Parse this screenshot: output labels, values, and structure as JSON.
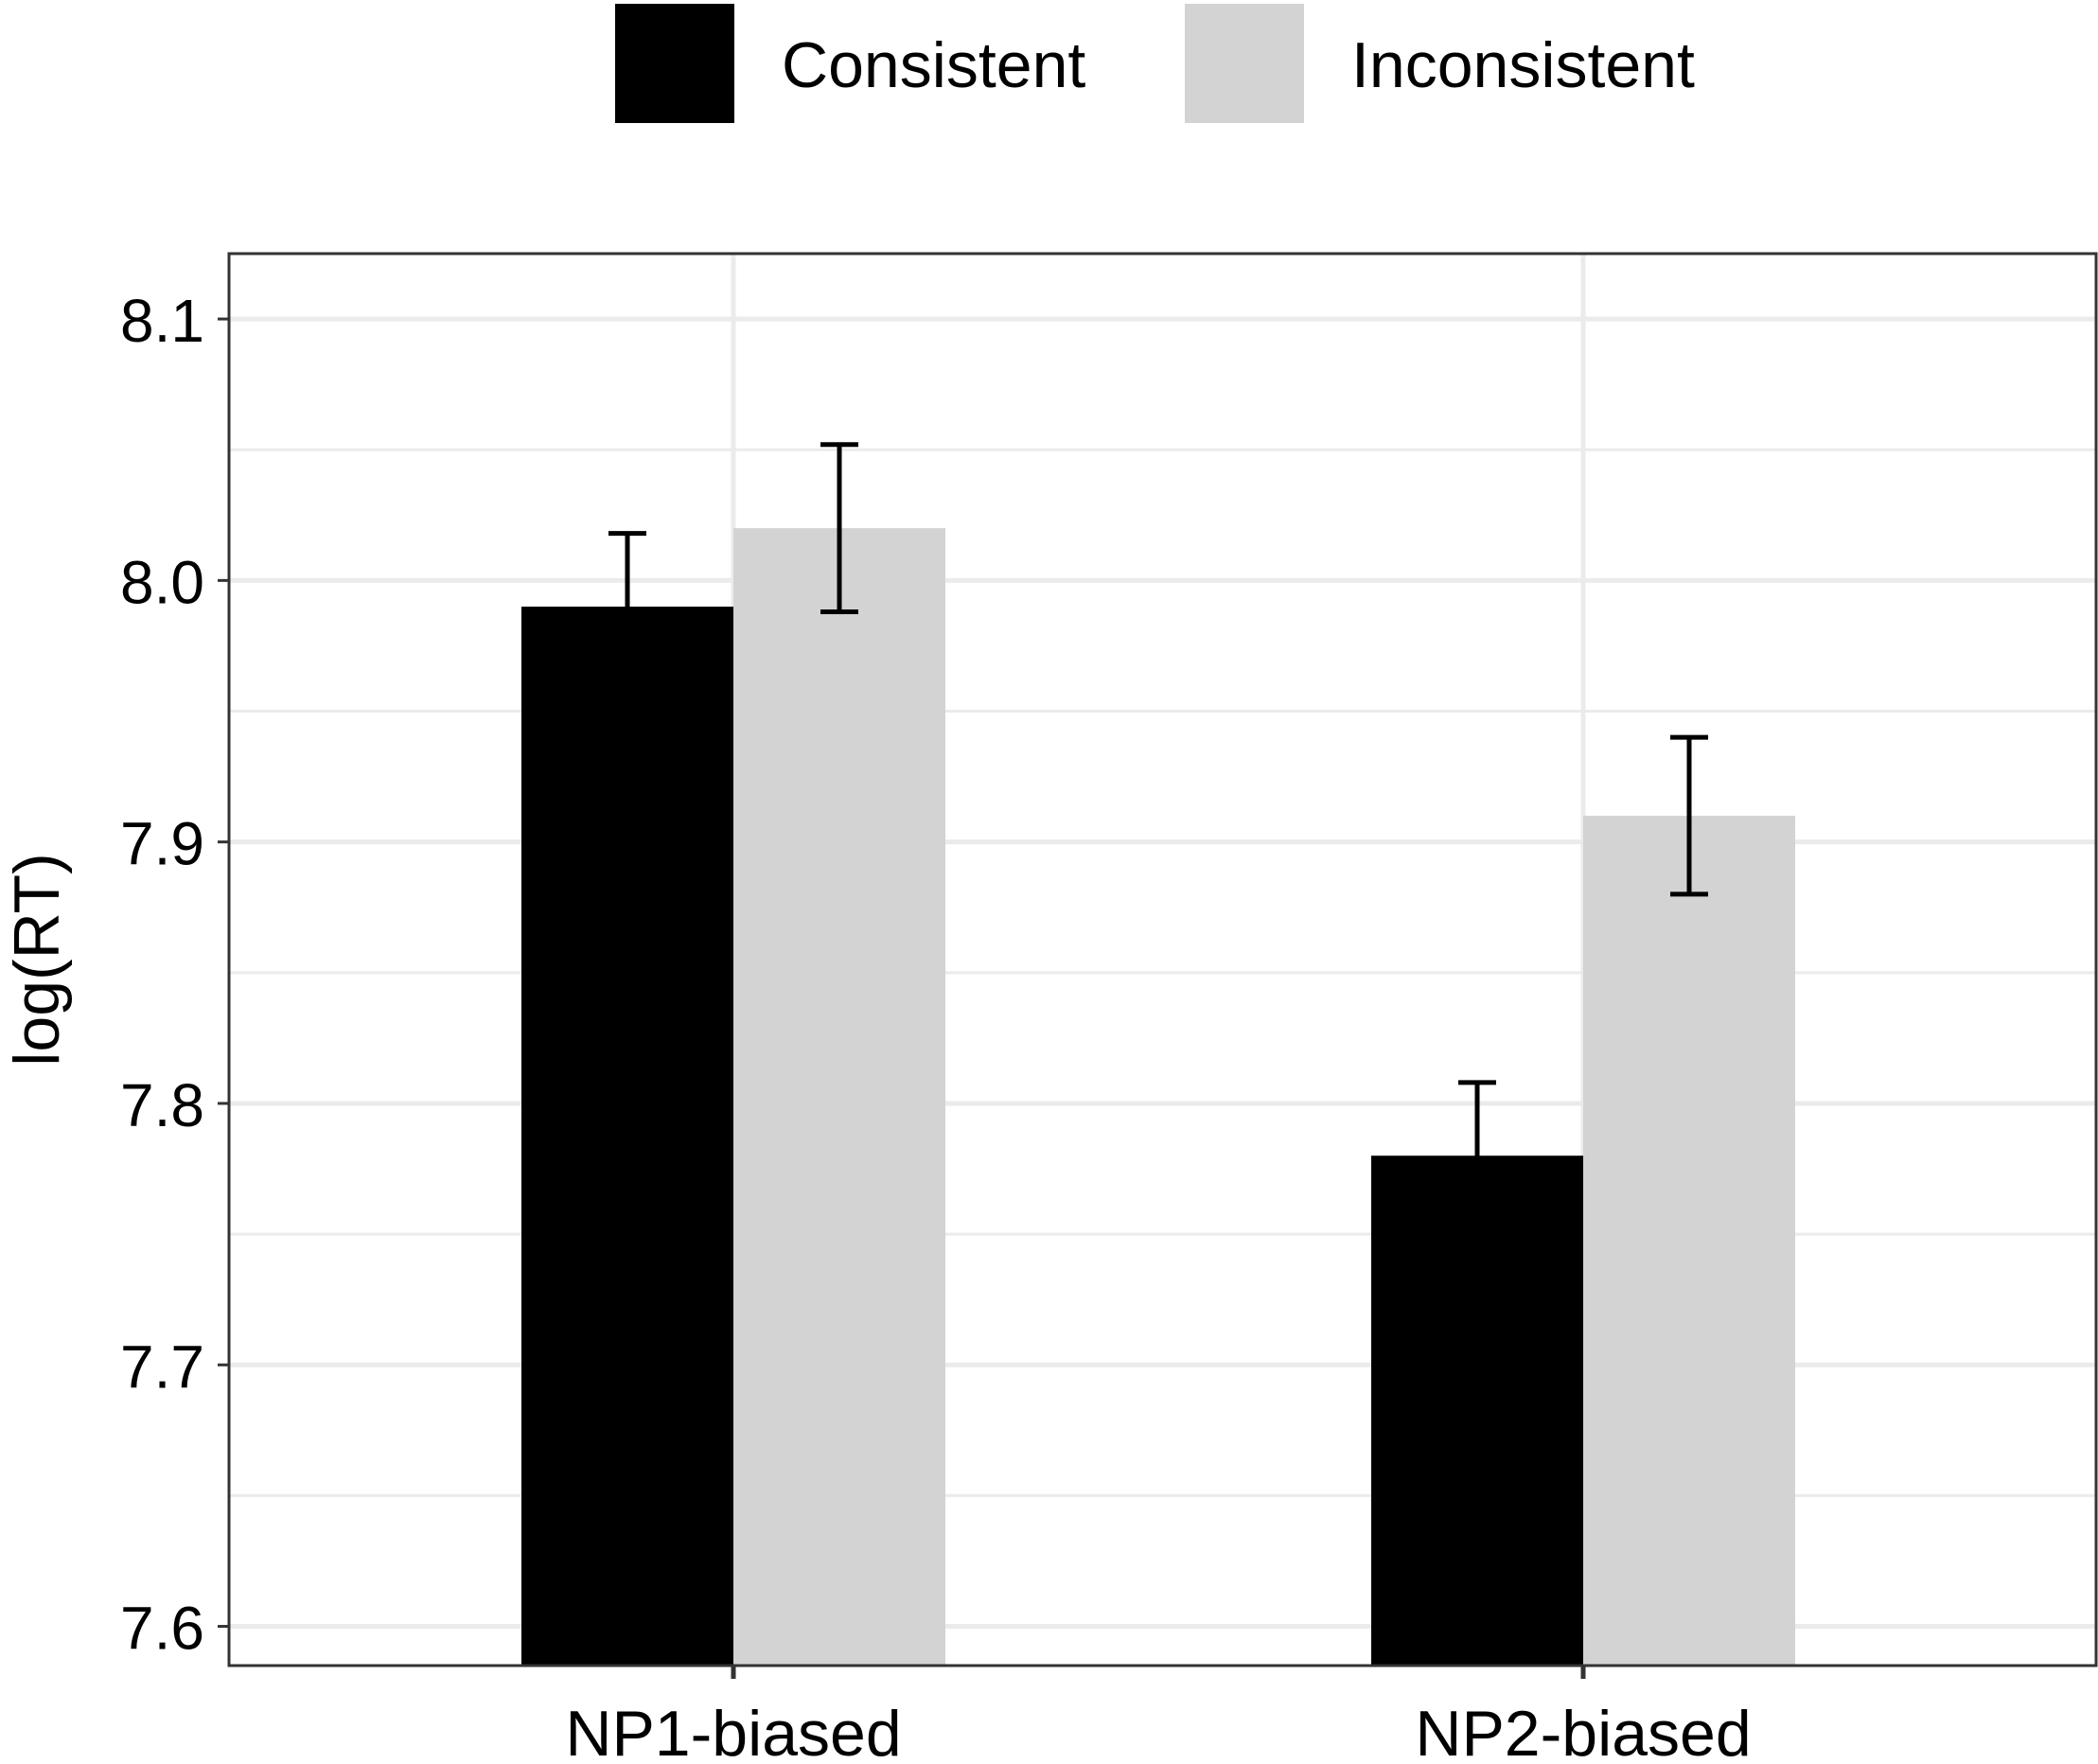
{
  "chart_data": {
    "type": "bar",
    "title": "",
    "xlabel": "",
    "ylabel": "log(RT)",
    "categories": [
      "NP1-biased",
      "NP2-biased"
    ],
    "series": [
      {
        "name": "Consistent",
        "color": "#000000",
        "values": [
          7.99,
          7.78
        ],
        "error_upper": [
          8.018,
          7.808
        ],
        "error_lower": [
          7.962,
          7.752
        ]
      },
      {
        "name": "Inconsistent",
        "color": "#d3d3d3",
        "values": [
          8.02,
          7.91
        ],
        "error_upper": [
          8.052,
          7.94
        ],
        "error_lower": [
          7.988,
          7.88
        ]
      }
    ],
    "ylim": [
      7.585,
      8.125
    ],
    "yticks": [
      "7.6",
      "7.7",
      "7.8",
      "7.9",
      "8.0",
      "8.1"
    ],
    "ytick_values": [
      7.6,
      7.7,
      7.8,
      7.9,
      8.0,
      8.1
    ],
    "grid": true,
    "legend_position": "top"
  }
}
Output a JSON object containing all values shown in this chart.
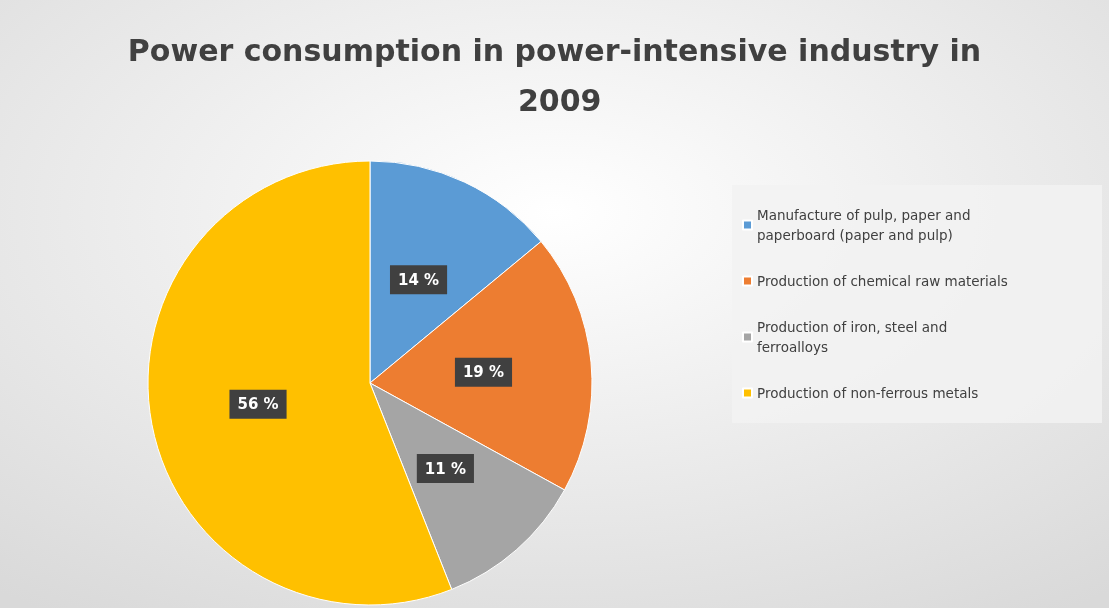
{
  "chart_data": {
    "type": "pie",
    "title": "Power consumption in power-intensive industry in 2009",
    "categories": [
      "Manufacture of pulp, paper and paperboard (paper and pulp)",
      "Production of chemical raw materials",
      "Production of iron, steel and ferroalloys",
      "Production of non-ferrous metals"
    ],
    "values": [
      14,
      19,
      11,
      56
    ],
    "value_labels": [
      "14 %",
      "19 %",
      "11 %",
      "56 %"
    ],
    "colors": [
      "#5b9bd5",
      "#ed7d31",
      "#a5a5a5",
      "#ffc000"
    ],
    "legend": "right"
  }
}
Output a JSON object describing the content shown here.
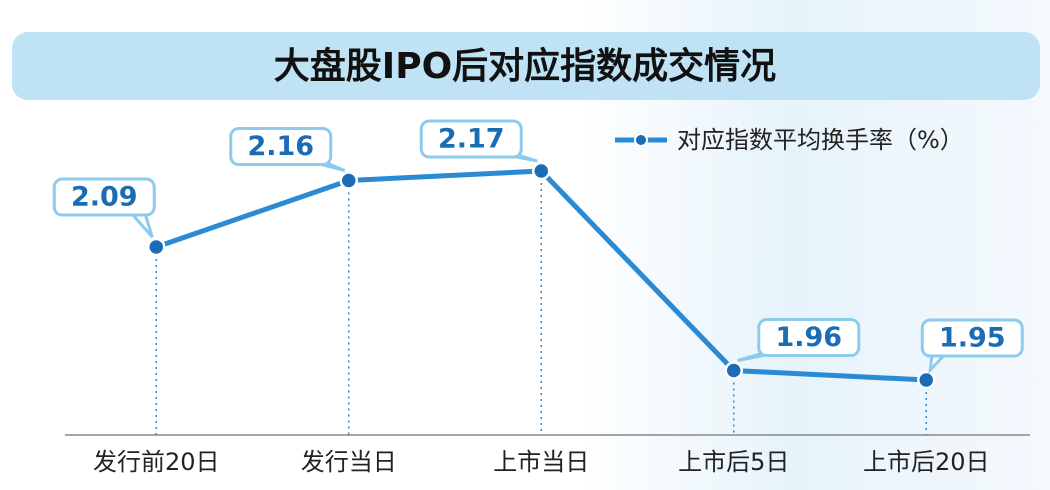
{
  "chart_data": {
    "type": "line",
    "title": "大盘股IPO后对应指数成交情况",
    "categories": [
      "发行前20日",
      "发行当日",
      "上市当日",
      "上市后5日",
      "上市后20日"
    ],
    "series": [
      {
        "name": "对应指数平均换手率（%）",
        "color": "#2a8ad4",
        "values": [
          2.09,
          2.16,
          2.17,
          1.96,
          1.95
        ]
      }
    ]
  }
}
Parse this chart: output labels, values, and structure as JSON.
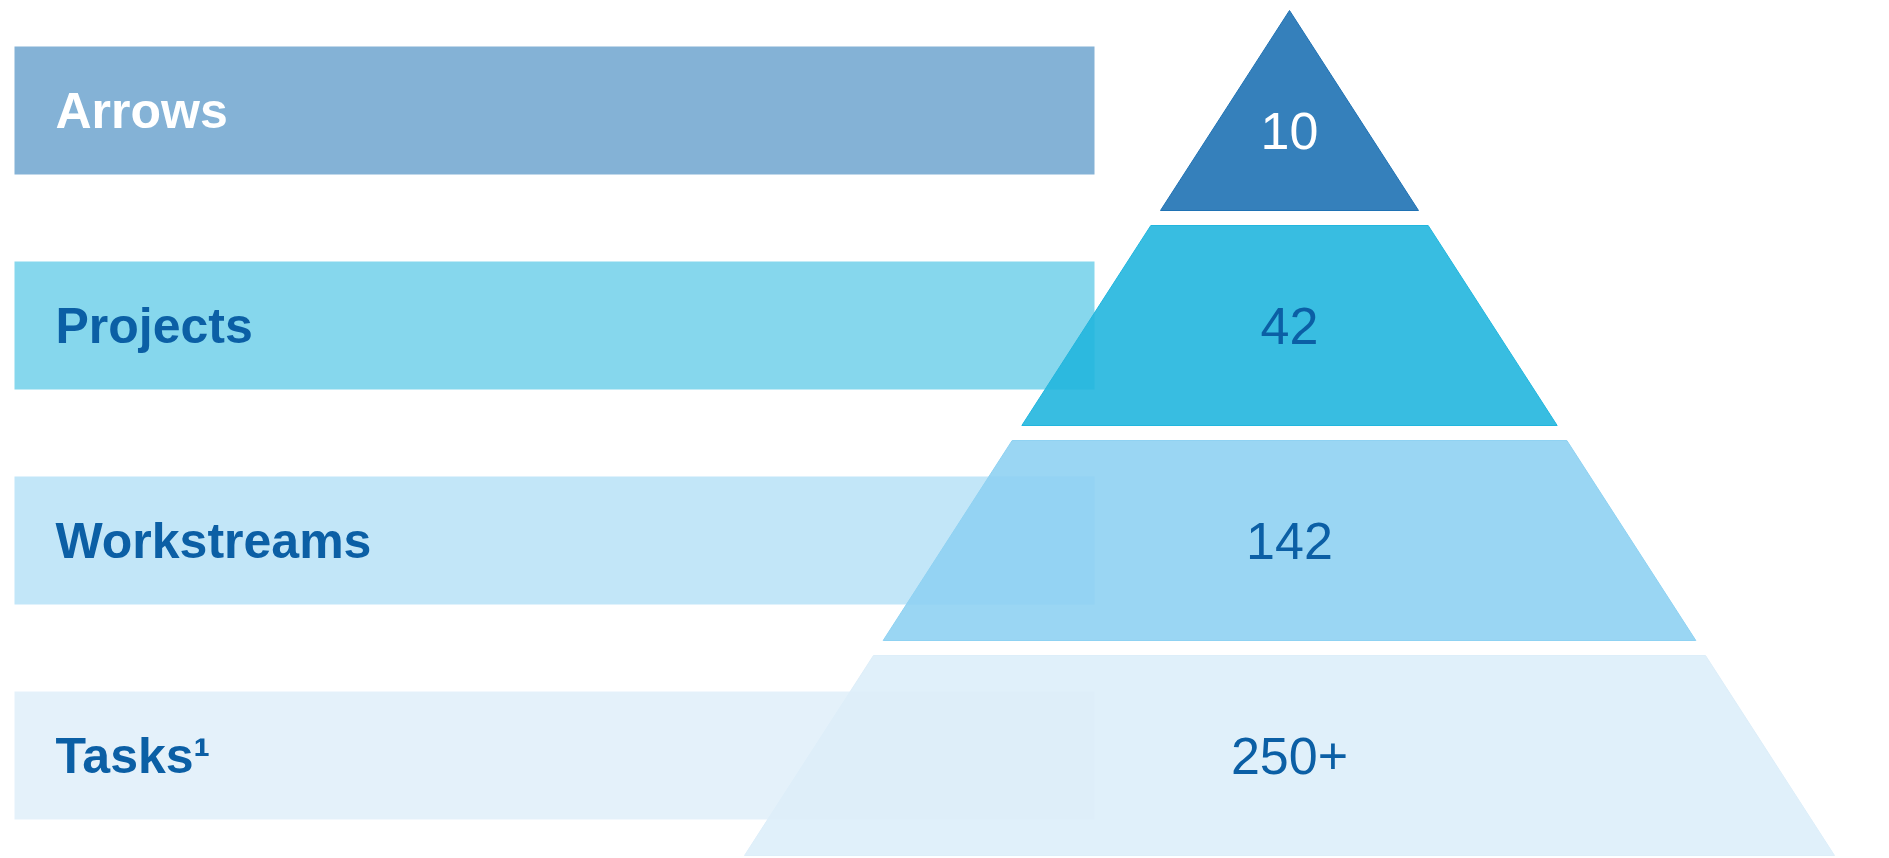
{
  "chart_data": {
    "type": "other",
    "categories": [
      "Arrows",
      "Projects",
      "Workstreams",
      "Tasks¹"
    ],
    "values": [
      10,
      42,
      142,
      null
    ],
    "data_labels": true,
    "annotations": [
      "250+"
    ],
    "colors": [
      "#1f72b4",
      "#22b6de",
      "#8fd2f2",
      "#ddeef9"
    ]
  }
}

SET TASK » All of the material above should be reproduced exactly, except the pictures.

EXERCISE RESULT »
Parse this screenshot: output labels, values, and structure as JSON.
{
  "chart_data": {
    "type": "bar",
    "title": "",
    "xlabel": "",
    "ylabel": "log(RT)",
    "categories": [
      "NP1-biased",
      "NP2-biased"
    ],
    "series": [
      {
        "name": "Consistent",
        "color": "#000000",
        "values": [
          7.99,
          7.78
        ],
        "error_upper": [
          8.018,
          7.808
        ],
        "error_lower": [
          7.962,
          7.752
        ]
      },
      {
        "name": "Inconsistent",
        "color": "#d3d3d3",
        "values": [
          8.02,
          7.91
        ],
        "error_upper": [
          8.052,
          7.94
        ],
        "error_lower": [
          7.988,
          7.88
        ]
      }
    ],
    "ylim": [
      7.585,
      8.125
    ],
    "yticks": [
      "7.6",
      "7.7",
      "7.8",
      "7.9",
      "8.0",
      "8.1"
    ],
    "ytick_values": [
      7.6,
      7.7,
      7.8,
      7.9,
      8.0,
      8.1
    ],
    "grid": true,
    "legend_position": "top"
  }
}
Output a JSON object containing all values shown in this chart.
{
  "chart_data": {
    "type": "pie",
    "title": "Power consumption in power-intensive industry in 2009",
    "categories": [
      "Manufacture of pulp, paper and paperboard (paper and pulp)",
      "Production of chemical raw materials",
      "Production of iron, steel and ferroalloys",
      "Production of non-ferrous metals"
    ],
    "values": [
      14,
      19,
      11,
      56
    ],
    "value_labels": [
      "14 %",
      "19 %",
      "11 %",
      "56 %"
    ],
    "colors": [
      "#5b9bd5",
      "#ed7d31",
      "#a5a5a5",
      "#ffc000"
    ],
    "legend": "right"
  }
}
Output a JSON object describing the content shown here.
{
  "chart_data": {
    "type": "line",
    "title": "大盘股IPO后对应指数成交情况",
    "categories": [
      "发行前20日",
      "发行当日",
      "上市当日",
      "上市后5日",
      "上市后20日"
    ],
    "series": [
      {
        "name": "对应指数平均换手率（%）",
        "color": "#2a8ad4",
        "values": [
          2.09,
          2.16,
          2.17,
          1.96,
          1.95
        ]
      }
    ]
  }
}
Parse this chart: output labels, values, and structure as JSON.
{
  "chart_data": {
    "type": "other",
    "categories": [
      "Arrows",
      "Projects",
      "Workstreams",
      "Tasks¹"
    ],
    "values": [
      10,
      42,
      142,
      null
    ],
    "data_labels": true,
    "annotations": [
      "250+"
    ],
    "colors": [
      "#1f72b4",
      "#22b6de",
      "#8fd2f2",
      "#ddeef9"
    ]
  }
}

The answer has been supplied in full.